GIVEN REQUEST:
How many lines in the records below hold the string "Pabna"? Answer with the number alone.

Begin DATASET ROWS

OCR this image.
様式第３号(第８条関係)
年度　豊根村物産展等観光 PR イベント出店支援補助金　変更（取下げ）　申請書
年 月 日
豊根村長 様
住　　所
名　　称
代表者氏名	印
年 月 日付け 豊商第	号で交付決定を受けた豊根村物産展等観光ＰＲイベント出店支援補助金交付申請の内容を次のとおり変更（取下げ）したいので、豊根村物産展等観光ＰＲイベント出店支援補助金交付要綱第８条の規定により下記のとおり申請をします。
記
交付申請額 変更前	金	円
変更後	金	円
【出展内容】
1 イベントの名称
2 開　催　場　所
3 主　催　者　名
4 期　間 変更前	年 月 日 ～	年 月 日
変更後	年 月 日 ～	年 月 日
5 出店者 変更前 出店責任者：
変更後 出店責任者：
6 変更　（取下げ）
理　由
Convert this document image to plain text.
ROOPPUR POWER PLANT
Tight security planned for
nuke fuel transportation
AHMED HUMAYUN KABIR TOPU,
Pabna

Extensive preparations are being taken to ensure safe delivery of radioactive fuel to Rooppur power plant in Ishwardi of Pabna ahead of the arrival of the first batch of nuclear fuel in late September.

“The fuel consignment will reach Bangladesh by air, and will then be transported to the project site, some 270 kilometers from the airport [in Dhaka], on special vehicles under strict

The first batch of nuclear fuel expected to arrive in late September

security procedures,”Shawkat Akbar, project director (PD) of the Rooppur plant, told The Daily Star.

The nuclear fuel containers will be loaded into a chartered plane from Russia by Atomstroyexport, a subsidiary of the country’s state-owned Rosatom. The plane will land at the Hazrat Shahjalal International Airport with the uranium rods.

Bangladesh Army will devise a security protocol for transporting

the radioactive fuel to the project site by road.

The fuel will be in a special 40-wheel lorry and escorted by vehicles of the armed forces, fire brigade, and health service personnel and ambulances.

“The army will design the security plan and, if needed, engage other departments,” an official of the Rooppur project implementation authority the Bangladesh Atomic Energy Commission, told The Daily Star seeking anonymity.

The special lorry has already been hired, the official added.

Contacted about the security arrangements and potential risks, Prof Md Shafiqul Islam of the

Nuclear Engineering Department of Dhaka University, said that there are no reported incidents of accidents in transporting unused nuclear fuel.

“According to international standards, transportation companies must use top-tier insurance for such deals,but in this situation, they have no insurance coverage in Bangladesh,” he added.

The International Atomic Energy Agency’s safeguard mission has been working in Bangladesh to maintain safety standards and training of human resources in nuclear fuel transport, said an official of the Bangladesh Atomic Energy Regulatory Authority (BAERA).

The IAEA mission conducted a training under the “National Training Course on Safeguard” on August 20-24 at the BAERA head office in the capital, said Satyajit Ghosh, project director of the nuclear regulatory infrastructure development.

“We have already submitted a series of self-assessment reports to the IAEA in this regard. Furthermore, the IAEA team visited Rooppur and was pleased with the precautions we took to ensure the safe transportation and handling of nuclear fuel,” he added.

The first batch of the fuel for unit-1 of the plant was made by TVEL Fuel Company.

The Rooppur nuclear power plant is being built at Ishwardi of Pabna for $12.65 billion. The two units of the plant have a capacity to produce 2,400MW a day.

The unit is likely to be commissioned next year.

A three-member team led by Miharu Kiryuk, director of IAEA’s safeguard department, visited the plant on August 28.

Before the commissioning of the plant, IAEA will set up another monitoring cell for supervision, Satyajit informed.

End DATASET ROWS

EXPECTED OUTPUT:
3